REQUIRED WORK:
Collect every line below that contains the word "marker".
===== DATA FOR THE TASK =====
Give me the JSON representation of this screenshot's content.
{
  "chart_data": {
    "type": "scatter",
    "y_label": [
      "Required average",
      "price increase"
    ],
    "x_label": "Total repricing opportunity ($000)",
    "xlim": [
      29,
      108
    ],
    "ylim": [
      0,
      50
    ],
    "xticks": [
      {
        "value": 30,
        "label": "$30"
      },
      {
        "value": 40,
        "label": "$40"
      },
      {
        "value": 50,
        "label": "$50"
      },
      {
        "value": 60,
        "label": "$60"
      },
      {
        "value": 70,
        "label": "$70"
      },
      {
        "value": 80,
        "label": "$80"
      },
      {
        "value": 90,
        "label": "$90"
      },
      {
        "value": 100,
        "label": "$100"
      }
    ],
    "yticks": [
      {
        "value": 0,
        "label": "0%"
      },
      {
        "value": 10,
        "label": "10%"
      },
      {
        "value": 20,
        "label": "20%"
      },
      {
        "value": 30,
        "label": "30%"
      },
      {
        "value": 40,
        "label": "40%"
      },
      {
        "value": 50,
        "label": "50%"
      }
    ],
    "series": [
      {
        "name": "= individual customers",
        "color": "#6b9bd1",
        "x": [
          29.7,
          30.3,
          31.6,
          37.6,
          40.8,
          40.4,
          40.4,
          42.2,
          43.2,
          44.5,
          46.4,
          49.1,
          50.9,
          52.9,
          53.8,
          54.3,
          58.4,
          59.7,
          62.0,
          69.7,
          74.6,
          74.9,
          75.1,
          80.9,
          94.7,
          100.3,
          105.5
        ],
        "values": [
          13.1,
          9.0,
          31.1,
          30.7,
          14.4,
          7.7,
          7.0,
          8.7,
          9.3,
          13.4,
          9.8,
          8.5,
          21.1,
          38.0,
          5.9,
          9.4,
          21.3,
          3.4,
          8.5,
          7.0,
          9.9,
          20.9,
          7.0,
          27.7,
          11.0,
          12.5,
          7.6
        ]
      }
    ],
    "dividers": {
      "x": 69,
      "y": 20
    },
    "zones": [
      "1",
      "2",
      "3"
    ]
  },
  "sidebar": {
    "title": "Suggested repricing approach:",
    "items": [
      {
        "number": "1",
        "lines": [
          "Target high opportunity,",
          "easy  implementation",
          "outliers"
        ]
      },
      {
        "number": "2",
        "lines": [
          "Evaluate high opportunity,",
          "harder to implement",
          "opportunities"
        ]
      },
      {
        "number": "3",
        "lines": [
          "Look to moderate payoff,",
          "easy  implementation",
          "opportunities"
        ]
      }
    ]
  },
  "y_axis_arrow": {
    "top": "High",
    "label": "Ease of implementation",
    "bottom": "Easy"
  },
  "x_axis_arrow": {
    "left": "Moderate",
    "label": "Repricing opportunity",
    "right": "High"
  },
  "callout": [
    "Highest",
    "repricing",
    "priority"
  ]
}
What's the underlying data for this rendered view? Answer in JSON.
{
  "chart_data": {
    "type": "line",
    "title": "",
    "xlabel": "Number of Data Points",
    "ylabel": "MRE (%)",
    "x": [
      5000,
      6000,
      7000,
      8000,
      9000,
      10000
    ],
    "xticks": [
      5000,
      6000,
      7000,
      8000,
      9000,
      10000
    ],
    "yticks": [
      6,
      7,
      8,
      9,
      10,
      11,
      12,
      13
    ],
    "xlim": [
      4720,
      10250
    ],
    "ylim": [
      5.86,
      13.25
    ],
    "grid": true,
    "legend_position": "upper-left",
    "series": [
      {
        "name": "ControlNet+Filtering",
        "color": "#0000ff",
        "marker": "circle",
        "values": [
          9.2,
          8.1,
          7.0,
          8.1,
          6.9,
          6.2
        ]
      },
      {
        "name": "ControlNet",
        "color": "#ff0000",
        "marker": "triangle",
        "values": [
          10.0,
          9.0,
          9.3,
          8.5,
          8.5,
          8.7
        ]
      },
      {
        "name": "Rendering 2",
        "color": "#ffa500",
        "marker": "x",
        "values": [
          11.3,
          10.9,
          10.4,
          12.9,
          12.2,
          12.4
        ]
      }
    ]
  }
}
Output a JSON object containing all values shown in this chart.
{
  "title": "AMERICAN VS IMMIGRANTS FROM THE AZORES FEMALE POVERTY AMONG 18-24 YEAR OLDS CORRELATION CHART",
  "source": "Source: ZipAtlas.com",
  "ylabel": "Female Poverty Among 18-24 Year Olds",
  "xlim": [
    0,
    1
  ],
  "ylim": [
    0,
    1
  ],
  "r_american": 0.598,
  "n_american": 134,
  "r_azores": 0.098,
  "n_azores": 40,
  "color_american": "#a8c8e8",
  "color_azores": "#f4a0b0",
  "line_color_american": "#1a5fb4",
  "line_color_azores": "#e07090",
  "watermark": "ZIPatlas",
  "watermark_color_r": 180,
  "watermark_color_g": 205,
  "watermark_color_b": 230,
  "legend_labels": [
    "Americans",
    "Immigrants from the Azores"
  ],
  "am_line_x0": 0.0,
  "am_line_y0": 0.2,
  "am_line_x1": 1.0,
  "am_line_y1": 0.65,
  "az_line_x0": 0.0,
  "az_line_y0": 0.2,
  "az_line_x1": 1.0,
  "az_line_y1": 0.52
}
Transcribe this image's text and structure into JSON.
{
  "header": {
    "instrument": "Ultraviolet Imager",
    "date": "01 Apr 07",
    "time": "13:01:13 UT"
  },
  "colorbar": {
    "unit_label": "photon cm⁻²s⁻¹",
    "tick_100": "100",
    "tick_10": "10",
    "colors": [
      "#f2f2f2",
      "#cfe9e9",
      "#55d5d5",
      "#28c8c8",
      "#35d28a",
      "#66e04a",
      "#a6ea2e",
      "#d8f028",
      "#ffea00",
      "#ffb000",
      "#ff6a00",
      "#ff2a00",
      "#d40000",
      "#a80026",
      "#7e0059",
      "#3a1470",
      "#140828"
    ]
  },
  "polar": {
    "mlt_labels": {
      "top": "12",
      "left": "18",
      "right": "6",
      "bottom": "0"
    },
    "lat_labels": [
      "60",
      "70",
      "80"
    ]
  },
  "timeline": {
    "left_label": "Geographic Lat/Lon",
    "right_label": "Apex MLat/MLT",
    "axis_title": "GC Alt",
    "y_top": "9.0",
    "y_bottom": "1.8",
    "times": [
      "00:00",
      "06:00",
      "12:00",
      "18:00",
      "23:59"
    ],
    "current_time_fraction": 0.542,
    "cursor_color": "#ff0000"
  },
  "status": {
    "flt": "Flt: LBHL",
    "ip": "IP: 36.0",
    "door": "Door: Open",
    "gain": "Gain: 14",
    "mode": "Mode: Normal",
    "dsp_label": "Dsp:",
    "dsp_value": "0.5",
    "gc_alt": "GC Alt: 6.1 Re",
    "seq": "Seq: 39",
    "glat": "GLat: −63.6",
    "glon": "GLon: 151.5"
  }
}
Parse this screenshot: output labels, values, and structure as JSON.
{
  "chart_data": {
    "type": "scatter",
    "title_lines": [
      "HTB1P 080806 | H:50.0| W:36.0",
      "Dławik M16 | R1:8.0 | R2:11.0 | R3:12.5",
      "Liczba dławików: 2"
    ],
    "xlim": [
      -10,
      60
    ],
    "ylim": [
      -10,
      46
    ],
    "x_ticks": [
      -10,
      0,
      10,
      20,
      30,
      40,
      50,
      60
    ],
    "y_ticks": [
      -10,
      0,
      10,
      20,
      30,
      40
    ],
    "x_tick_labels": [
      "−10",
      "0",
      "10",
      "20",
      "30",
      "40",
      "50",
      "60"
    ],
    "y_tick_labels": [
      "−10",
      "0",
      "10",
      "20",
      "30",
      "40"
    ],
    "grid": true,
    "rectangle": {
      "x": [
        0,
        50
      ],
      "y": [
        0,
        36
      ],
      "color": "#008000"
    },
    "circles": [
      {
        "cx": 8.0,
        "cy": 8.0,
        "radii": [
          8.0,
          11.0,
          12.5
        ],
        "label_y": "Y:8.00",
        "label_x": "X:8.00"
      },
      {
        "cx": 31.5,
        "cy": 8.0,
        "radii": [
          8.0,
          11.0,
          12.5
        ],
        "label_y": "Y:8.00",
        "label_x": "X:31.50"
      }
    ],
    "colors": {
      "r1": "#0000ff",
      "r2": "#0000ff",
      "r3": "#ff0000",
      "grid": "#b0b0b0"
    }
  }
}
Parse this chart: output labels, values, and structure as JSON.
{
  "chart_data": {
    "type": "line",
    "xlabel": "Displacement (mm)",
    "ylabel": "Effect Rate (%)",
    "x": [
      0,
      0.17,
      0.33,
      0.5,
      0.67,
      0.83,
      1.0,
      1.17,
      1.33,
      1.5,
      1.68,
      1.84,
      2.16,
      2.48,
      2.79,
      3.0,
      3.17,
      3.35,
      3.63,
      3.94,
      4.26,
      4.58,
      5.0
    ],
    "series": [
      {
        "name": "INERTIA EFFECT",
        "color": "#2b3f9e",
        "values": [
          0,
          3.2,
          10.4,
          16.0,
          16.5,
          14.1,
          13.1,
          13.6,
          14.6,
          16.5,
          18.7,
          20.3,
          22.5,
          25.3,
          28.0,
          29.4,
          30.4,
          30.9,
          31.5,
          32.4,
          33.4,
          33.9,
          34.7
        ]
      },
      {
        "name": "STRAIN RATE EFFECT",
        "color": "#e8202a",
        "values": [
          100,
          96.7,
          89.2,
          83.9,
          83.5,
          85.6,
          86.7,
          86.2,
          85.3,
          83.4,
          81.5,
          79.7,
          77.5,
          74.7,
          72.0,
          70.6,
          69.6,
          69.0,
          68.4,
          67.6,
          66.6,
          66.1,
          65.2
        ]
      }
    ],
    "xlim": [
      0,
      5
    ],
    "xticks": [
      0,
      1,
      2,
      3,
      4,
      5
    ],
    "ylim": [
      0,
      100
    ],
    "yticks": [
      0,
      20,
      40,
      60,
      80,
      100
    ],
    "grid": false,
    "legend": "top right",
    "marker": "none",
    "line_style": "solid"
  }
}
=====
EXERCISE RESULT:
        "marker": "circle",
        "marker": "triangle",
        "marker": "x",
    "marker": "none",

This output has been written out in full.